• _What to do_
The lines to extract begin at the line that contains "Output the text content of this document." and run through the last line of the listing; reproduce them exactly, minus any pictures.

Saved entries:

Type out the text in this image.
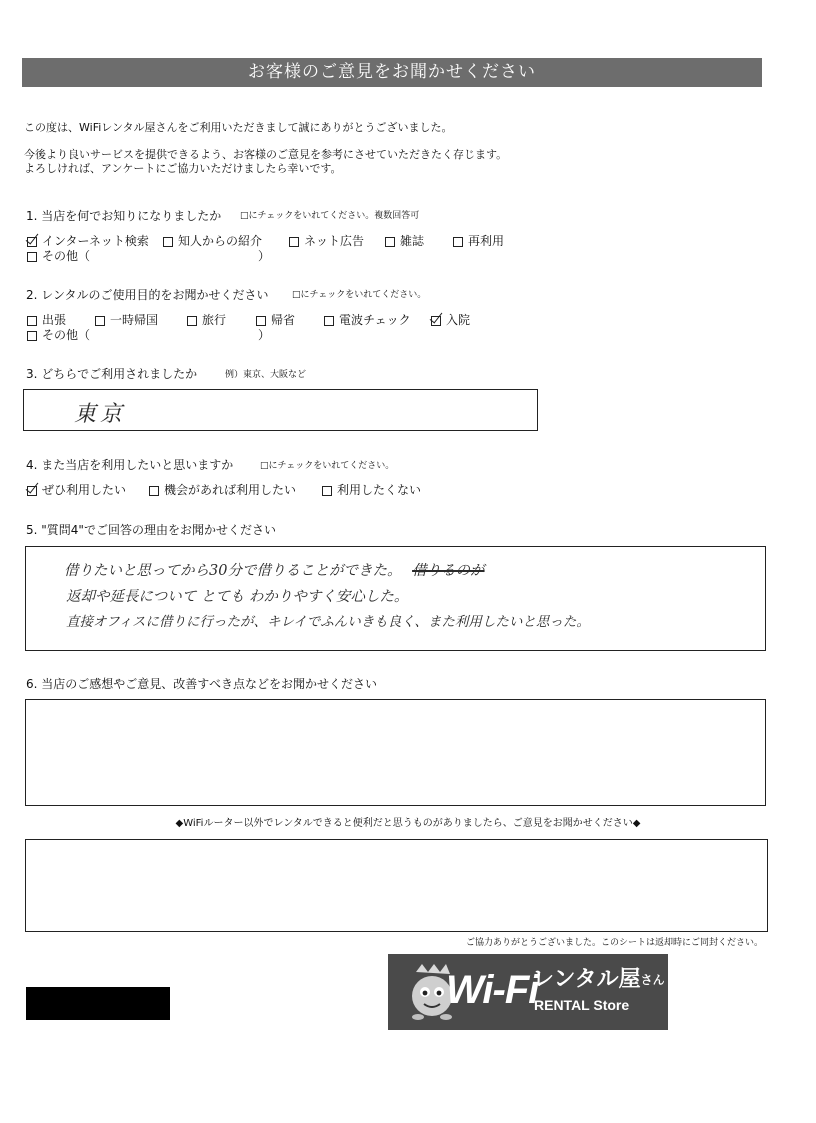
お客様のご意見をお聞かせください
この度は、WiFiレンタル屋さんをご利用いただきまして誠にありがとうございました。
今後より良いサービスを提供できるよう、お客様のご意見を参考にさせていただきたく存じます。
よろしければ、アンケートにご協力いただけましたら幸いです。
1. 当店を何でお知りになりましたか □にチェックをいれてください。複数回答可
インターネット検索 知人からの紹介	ネット広告	雑誌	再利用
その他（	）
2. レンタルのご使用目的をお聞かせください	□にチェックをいれてください。
出張	一時帰国	旅行	帰省	電波チェック	入院
その他（	）
3. どちらでご利用されましたか	例）東京、大阪など
東京
4. また当店を利用したいと思いますか	□にチェックをいれてください。
ぜひ利用したい	機会があれば利用したい	利用したくない
5. "質問4"でご回答の理由をお聞かせください
借りたいと思ってから30分で借りることができた。 借りるのが
返却や延長について とても わかりやすく安心した。
直接オフィスに借りに行ったが、キレイでふんいきも良く、また利用したいと思った。
6. 当店のご感想やご意見、改善すべき点などをお聞かせください
◆WiFiルーター以外でレンタルできると便利だと思うものがありましたら、ご意見をお聞かせください◆
ご協力ありがとうございました。このシートは返却時にご同封ください。
Wi-Fi
レンタル屋$^{さん}$
RENTAL Store
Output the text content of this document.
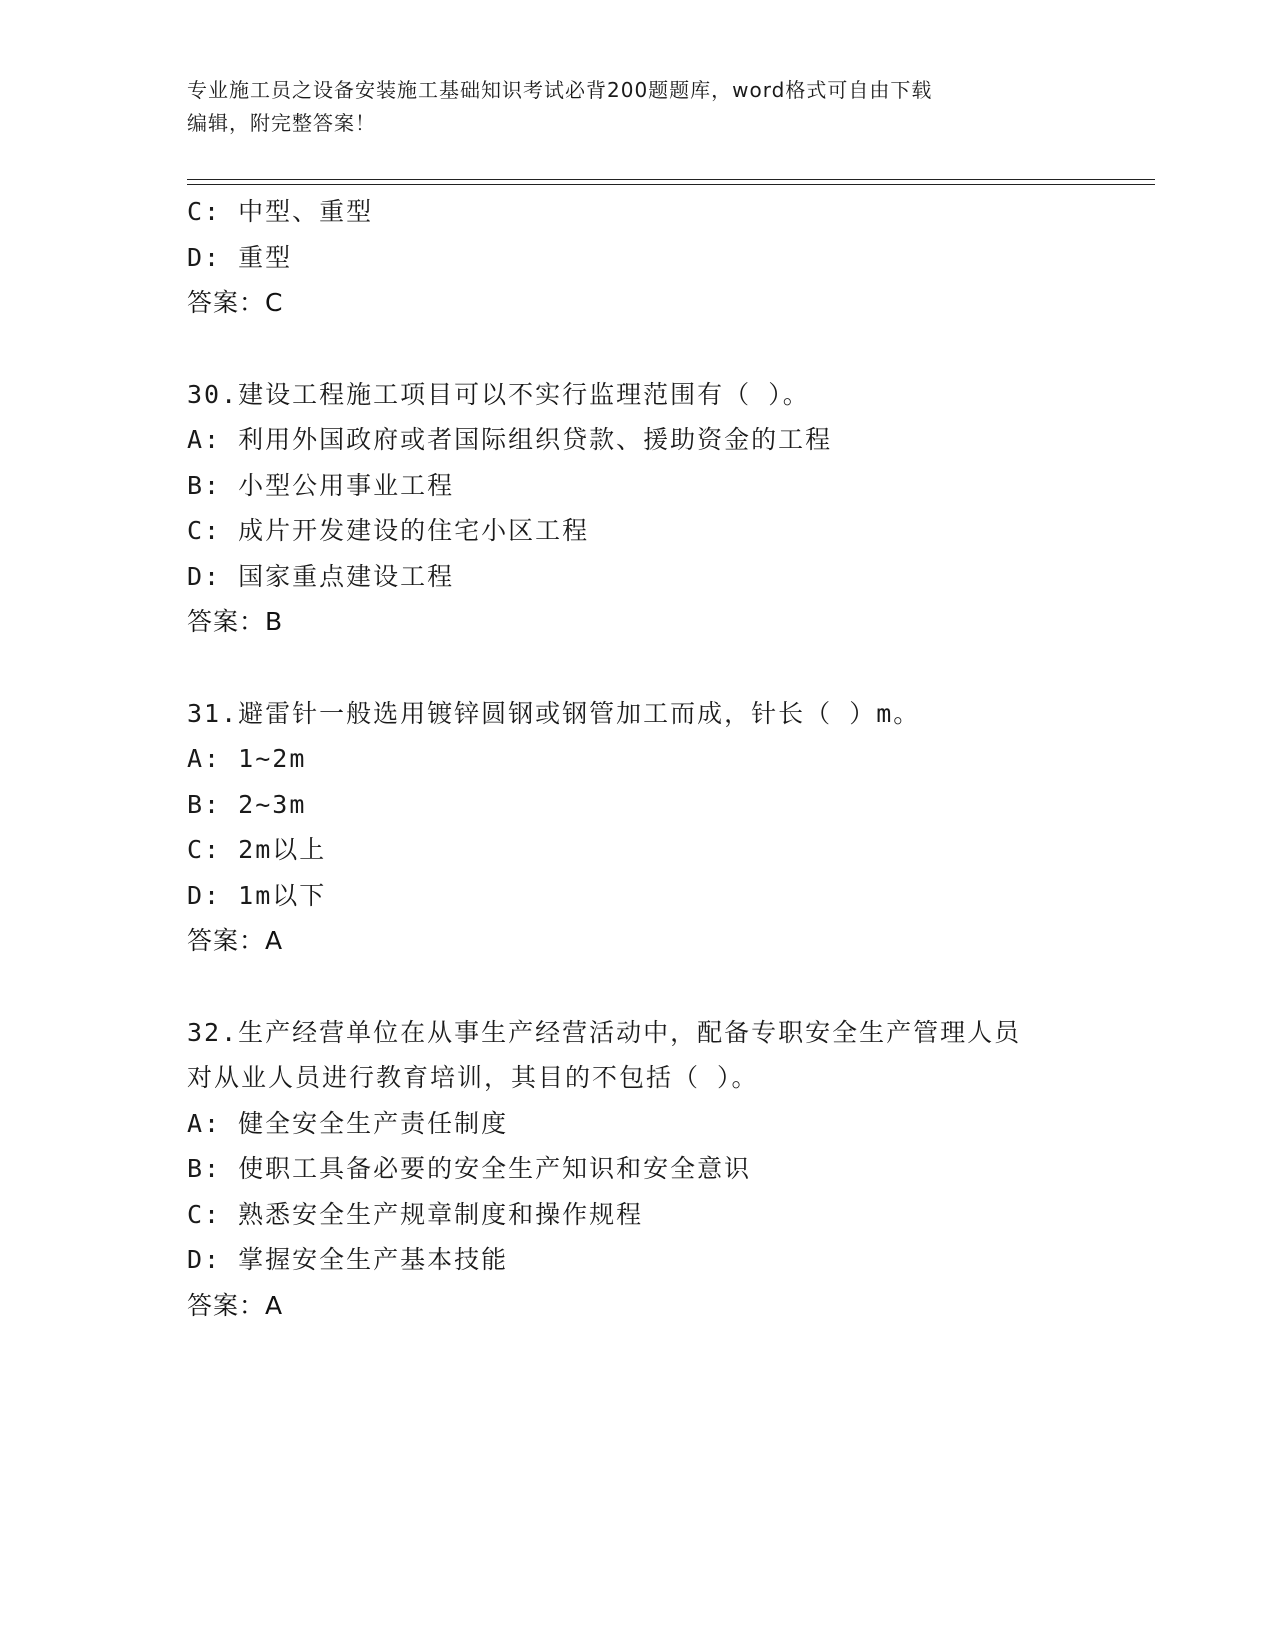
专业施工员之设备安装施工基础知识考试必背200题题库，word格式可自由下载
编辑，附完整答案！
C: 中型、重型
D: 重型
答案：C
30.建设工程施工项目可以不实行监理范围有（ ）。
A: 利用外国政府或者国际组织贷款、援助资金的工程
B: 小型公用事业工程
C: 成片开发建设的住宅小区工程
D: 国家重点建设工程
答案：B
31.避雷针一般选用镀锌圆钢或钢管加工而成，针长（ ）m。
A: 1~2m
B: 2~3m
C: 2m以上
D: 1m以下
答案：A
32.生产经营单位在从事生产经营活动中，配备专职安全生产管理人员
对从业人员进行教育培训，其目的不包括（ ）。
A: 健全安全生产责任制度
B: 使职工具备必要的安全生产知识和安全意识
C: 熟悉安全生产规章制度和操作规程
D: 掌握安全生产基本技能
答案：A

• _Task answer_
Output the text content of this document.
专业施工员之设备安装施工基础知识考试必背200题题库，word格式可自由下载
编辑，附完整答案！
C: 中型、重型
D: 重型
答案：C
30.建设工程施工项目可以不实行监理范围有（ ）。
A: 利用外国政府或者国际组织贷款、援助资金的工程
B: 小型公用事业工程
C: 成片开发建设的住宅小区工程
D: 国家重点建设工程
答案：B
31.避雷针一般选用镀锌圆钢或钢管加工而成，针长（ ）m。
A: 1~2m
B: 2~3m
C: 2m以上
D: 1m以下
答案：A
32.生产经营单位在从事生产经营活动中，配备专职安全生产管理人员
对从业人员进行教育培训，其目的不包括（ ）。
A: 健全安全生产责任制度
B: 使职工具备必要的安全生产知识和安全意识
C: 熟悉安全生产规章制度和操作规程
D: 掌握安全生产基本技能
答案：A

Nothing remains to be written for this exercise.